Description of the task: Copy the records below exactly, starting at the line that contains "What elements are" and ending at the line that contains "874, 433, 890]", with both of those lines included.

Dataset excerpt:
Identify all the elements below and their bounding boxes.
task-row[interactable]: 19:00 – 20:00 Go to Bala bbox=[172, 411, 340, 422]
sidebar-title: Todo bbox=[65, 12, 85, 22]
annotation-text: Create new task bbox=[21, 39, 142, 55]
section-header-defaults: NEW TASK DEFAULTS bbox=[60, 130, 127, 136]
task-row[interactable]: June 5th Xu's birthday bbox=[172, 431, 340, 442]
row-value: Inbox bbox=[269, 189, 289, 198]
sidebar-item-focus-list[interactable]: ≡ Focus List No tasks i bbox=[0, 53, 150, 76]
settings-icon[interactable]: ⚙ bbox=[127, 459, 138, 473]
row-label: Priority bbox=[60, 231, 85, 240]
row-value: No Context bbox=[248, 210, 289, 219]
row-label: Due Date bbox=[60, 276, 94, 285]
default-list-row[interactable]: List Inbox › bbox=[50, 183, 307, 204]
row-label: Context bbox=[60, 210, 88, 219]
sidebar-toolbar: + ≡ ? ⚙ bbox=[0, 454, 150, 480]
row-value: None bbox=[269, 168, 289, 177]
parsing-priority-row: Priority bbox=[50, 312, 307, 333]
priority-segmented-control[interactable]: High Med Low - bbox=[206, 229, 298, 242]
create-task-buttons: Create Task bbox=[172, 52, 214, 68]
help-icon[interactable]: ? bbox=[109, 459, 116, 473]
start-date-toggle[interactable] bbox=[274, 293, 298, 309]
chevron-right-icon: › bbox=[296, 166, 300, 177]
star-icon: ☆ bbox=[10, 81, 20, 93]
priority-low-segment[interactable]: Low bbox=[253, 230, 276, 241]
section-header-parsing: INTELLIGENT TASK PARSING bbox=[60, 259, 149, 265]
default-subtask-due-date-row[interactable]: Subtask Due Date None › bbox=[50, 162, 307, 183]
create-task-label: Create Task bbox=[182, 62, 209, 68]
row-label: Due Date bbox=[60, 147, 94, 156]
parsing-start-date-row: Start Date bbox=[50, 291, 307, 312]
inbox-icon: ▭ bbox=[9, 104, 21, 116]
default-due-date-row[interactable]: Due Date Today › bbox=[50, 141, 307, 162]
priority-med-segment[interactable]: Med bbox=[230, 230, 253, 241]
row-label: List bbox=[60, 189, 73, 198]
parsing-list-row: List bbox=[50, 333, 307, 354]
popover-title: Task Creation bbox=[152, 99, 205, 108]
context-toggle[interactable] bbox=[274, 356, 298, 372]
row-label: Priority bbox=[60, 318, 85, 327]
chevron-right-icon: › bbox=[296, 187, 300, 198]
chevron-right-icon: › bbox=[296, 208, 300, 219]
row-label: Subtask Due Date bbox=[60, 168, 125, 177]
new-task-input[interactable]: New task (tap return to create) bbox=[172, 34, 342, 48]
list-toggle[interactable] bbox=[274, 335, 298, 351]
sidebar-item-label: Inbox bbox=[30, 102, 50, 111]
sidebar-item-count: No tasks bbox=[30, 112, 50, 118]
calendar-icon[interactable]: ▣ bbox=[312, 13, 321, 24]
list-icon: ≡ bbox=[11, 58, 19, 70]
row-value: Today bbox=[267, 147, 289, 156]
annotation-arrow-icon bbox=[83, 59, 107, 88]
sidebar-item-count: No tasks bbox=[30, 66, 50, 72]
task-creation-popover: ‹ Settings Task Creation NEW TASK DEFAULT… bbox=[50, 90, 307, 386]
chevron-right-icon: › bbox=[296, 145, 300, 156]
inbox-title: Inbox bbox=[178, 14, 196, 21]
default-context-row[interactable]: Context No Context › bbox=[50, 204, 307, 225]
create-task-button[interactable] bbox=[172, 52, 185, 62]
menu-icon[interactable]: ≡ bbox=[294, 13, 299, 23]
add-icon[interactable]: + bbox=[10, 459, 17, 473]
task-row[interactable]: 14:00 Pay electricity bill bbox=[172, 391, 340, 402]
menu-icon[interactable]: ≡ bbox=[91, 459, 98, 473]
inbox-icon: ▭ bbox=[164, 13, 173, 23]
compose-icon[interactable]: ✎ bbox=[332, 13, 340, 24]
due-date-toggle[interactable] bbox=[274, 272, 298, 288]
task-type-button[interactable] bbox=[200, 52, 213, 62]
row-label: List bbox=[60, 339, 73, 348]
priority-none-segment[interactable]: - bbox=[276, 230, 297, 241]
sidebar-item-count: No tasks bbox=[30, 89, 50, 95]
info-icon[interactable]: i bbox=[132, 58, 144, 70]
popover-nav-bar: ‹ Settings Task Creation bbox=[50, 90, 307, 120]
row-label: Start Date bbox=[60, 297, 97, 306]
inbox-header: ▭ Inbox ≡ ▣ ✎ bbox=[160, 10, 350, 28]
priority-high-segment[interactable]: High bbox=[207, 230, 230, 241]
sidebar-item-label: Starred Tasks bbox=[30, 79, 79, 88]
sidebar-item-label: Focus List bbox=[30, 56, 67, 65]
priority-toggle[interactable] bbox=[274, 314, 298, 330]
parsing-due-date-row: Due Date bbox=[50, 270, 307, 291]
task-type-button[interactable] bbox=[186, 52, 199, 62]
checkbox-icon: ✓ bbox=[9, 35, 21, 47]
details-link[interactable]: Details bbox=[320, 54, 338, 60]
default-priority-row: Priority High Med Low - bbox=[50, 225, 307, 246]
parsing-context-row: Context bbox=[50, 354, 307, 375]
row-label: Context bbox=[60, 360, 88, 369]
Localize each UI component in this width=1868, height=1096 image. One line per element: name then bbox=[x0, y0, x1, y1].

==

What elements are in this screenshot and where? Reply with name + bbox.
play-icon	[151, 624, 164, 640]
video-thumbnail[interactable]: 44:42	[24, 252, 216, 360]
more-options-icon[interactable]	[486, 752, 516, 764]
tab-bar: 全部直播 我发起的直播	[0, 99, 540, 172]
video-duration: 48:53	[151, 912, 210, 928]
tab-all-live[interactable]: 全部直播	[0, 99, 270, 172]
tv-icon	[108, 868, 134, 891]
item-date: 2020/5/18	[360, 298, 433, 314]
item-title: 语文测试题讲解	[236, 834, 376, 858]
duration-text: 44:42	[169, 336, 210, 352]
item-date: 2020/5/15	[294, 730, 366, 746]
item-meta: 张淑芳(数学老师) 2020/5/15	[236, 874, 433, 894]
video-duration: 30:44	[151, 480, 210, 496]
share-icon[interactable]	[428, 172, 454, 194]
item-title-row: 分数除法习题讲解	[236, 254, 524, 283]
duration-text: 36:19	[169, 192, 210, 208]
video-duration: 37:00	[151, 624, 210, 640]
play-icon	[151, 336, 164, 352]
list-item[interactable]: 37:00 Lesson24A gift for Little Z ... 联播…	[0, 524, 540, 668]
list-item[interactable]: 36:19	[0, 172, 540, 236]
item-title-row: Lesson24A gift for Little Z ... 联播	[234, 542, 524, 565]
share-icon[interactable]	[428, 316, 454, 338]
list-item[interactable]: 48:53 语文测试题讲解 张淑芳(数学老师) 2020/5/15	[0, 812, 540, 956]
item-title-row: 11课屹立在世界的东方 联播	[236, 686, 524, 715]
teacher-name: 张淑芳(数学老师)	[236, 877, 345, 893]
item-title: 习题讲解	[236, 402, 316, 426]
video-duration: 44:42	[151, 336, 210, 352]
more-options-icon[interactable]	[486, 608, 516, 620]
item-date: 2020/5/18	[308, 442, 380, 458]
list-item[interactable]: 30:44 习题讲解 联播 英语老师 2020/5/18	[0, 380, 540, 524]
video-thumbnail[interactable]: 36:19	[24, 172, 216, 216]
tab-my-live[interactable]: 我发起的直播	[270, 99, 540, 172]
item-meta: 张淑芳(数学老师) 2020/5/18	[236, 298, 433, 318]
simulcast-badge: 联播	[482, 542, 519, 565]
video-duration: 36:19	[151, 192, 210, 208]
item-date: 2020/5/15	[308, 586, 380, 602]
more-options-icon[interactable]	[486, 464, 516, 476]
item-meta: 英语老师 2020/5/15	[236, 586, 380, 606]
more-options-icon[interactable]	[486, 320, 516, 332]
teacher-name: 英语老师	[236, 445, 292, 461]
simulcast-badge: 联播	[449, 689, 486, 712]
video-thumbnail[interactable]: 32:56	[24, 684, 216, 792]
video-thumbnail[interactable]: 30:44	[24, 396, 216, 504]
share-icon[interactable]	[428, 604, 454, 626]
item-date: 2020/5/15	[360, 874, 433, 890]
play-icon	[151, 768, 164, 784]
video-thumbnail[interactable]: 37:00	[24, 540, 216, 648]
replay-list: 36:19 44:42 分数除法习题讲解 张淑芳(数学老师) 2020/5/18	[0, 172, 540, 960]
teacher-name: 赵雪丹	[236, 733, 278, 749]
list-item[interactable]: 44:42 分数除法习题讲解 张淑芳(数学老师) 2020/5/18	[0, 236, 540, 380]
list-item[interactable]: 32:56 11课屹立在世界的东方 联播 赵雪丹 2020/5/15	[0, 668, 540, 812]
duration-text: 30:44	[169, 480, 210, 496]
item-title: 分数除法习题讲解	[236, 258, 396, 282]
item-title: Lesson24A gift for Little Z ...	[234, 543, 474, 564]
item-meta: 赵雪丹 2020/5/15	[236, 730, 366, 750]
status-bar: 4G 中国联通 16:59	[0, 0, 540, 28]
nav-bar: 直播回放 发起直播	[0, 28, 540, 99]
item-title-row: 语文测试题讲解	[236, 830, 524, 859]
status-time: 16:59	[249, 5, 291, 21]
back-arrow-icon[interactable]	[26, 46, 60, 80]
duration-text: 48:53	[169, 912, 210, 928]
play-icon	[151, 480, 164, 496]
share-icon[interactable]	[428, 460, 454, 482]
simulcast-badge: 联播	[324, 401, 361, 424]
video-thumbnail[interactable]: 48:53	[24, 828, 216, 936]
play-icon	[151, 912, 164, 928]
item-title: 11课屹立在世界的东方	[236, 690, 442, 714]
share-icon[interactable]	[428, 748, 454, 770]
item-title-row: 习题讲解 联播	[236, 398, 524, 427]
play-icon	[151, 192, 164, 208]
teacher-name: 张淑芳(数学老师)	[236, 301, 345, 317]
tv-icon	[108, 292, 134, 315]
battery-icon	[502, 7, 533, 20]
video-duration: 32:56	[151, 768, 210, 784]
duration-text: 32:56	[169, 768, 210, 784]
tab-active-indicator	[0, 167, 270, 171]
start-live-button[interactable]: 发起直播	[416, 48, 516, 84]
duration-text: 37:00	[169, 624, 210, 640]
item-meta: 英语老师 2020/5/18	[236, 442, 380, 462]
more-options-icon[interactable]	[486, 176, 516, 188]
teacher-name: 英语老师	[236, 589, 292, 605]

Task answer:
What elements are in this screenshot and where? Reply with name + bbox.
play-icon	[151, 624, 164, 640]
video-thumbnail[interactable]: 44:42	[24, 252, 216, 360]
more-options-icon[interactable]	[486, 752, 516, 764]
tab-bar: 全部直播 我发起的直播	[0, 99, 540, 172]
video-duration: 48:53	[151, 912, 210, 928]
tab-all-live[interactable]: 全部直播	[0, 99, 270, 172]
tv-icon	[108, 868, 134, 891]
item-date: 2020/5/18	[360, 298, 433, 314]
item-title: 语文测试题讲解	[236, 834, 376, 858]
duration-text: 44:42	[169, 336, 210, 352]
item-date: 2020/5/15	[294, 730, 366, 746]
item-meta: 张淑芳(数学老师) 2020/5/15	[236, 874, 433, 894]
video-duration: 30:44	[151, 480, 210, 496]
share-icon[interactable]	[428, 172, 454, 194]
item-title-row: 分数除法习题讲解	[236, 254, 524, 283]
duration-text: 36:19	[169, 192, 210, 208]
video-duration: 37:00	[151, 624, 210, 640]
play-icon	[151, 336, 164, 352]
list-item[interactable]: 37:00 Lesson24A gift for Little Z ... 联播…	[0, 524, 540, 668]
list-item[interactable]: 36:19	[0, 172, 540, 236]
item-title-row: Lesson24A gift for Little Z ... 联播	[234, 542, 524, 565]
share-icon[interactable]	[428, 316, 454, 338]
list-item[interactable]: 48:53 语文测试题讲解 张淑芳(数学老师) 2020/5/15	[0, 812, 540, 956]
item-title-row: 11课屹立在世界的东方 联播	[236, 686, 524, 715]
teacher-name: 张淑芳(数学老师)	[236, 877, 345, 893]
item-title: 习题讲解	[236, 402, 316, 426]
video-duration: 44:42	[151, 336, 210, 352]
more-options-icon[interactable]	[486, 608, 516, 620]
item-date: 2020/5/18	[308, 442, 380, 458]
list-item[interactable]: 30:44 习题讲解 联播 英语老师 2020/5/18	[0, 380, 540, 524]
video-thumbnail[interactable]: 36:19	[24, 172, 216, 216]
tab-my-live[interactable]: 我发起的直播	[270, 99, 540, 172]
item-meta: 张淑芳(数学老师) 2020/5/18	[236, 298, 433, 318]
simulcast-badge: 联播	[482, 542, 519, 565]
video-duration: 36:19	[151, 192, 210, 208]
item-date: 2020/5/15	[308, 586, 380, 602]
more-options-icon[interactable]	[486, 464, 516, 476]
item-meta: 英语老师 2020/5/15	[236, 586, 380, 606]
more-options-icon[interactable]	[486, 320, 516, 332]
teacher-name: 英语老师	[236, 445, 292, 461]
simulcast-badge: 联播	[449, 689, 486, 712]
video-thumbnail[interactable]: 32:56	[24, 684, 216, 792]
video-thumbnail[interactable]: 30:44	[24, 396, 216, 504]
share-icon[interactable]	[428, 604, 454, 626]
item-date: 2020/5/15	[360, 874, 433, 890]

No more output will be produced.